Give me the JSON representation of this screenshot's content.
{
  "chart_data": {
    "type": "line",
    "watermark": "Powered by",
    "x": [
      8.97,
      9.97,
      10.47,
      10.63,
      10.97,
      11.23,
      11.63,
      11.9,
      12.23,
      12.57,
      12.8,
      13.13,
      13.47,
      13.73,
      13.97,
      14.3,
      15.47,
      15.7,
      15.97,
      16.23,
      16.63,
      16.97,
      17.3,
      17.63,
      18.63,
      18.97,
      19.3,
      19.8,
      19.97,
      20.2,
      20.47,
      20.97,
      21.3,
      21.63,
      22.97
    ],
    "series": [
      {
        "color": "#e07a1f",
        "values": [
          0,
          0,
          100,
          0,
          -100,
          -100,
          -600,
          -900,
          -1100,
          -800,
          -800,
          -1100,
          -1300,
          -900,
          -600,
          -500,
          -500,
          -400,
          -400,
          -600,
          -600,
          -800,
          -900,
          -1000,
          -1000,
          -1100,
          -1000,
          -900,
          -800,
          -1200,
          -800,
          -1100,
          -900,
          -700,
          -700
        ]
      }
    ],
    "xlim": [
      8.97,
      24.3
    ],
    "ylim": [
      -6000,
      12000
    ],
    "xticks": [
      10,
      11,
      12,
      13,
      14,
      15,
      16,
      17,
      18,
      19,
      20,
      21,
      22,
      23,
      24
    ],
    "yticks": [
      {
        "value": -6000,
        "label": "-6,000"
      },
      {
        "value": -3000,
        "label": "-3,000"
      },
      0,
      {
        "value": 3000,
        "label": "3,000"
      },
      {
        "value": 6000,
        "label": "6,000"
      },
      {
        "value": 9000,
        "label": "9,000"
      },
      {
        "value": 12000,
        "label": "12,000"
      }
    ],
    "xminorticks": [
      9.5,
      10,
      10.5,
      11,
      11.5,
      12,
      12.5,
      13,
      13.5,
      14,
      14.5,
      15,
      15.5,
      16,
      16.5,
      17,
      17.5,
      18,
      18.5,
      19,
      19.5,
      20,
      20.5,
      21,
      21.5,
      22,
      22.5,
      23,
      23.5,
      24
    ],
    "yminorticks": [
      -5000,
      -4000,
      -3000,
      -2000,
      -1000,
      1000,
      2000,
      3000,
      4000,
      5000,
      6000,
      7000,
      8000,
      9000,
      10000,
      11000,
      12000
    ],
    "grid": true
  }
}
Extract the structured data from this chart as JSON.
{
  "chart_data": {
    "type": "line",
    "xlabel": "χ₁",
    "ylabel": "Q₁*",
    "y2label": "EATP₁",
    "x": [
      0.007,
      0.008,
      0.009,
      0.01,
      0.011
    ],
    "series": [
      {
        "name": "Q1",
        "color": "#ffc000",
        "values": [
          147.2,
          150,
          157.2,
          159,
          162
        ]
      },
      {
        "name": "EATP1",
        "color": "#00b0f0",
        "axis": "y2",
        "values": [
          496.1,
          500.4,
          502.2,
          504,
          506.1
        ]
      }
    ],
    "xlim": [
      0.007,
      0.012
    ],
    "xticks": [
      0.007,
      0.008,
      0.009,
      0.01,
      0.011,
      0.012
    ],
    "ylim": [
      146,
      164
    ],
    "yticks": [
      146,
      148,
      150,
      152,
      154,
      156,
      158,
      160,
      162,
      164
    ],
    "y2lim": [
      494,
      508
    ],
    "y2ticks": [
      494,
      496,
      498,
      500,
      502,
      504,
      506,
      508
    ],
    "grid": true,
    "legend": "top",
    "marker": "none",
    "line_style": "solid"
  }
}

^^^^^^^^^^^^^^^^

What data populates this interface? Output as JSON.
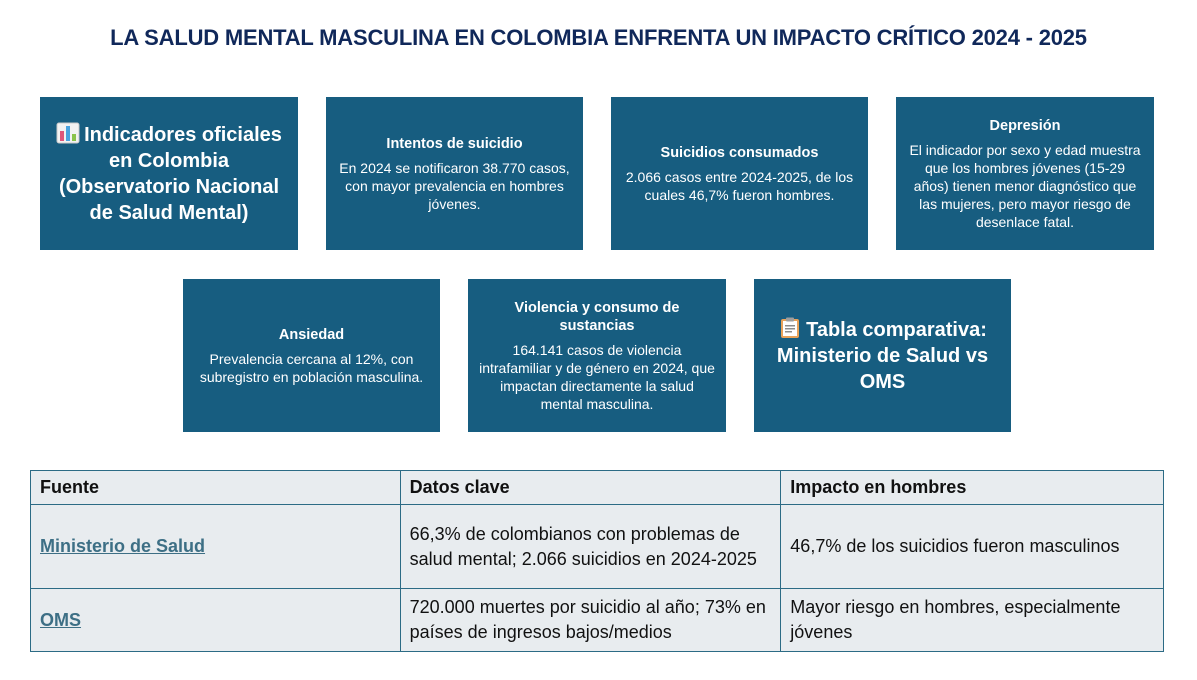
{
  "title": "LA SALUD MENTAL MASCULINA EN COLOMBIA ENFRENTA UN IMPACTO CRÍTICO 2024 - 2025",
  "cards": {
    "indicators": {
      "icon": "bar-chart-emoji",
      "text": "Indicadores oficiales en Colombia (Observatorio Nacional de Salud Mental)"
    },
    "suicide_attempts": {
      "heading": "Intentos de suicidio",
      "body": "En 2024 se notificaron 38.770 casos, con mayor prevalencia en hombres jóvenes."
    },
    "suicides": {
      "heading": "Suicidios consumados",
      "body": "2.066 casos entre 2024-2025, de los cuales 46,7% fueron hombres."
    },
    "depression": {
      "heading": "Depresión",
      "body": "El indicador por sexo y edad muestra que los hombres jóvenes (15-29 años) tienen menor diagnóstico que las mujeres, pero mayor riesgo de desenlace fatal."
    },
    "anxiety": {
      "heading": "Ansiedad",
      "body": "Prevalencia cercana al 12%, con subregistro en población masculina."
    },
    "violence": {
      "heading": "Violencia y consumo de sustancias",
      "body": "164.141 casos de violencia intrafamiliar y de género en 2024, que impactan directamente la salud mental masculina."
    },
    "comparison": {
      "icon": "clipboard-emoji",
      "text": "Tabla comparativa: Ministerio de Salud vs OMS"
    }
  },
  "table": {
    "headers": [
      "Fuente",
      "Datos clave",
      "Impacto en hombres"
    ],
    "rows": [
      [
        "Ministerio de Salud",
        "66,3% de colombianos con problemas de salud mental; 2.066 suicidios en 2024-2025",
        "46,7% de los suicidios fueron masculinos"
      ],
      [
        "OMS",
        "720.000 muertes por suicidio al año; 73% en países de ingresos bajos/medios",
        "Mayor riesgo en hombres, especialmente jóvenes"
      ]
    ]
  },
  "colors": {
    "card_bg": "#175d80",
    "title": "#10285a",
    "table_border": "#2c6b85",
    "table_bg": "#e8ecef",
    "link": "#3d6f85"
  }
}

^^^^^^^^^^^^^^^^

▸ To do:
Select and copy every line from the records that includes the word "hombres".

▸ Written response:
      "body": "En 2024 se notificaron 38.770 casos, con mayor prevalencia en hombres jóvenes."
      "body": "2.066 casos entre 2024-2025, de los cuales 46,7% fueron hombres."
      "body": "El indicador por sexo y edad muestra que los hombres jóvenes (15-29 años) tienen menor diagnóstico que las mujeres, pero mayor riesgo de desenlace fatal."
      "Impacto en hombres"
        "Mayor riesgo en hombres, especialmente jóvenes"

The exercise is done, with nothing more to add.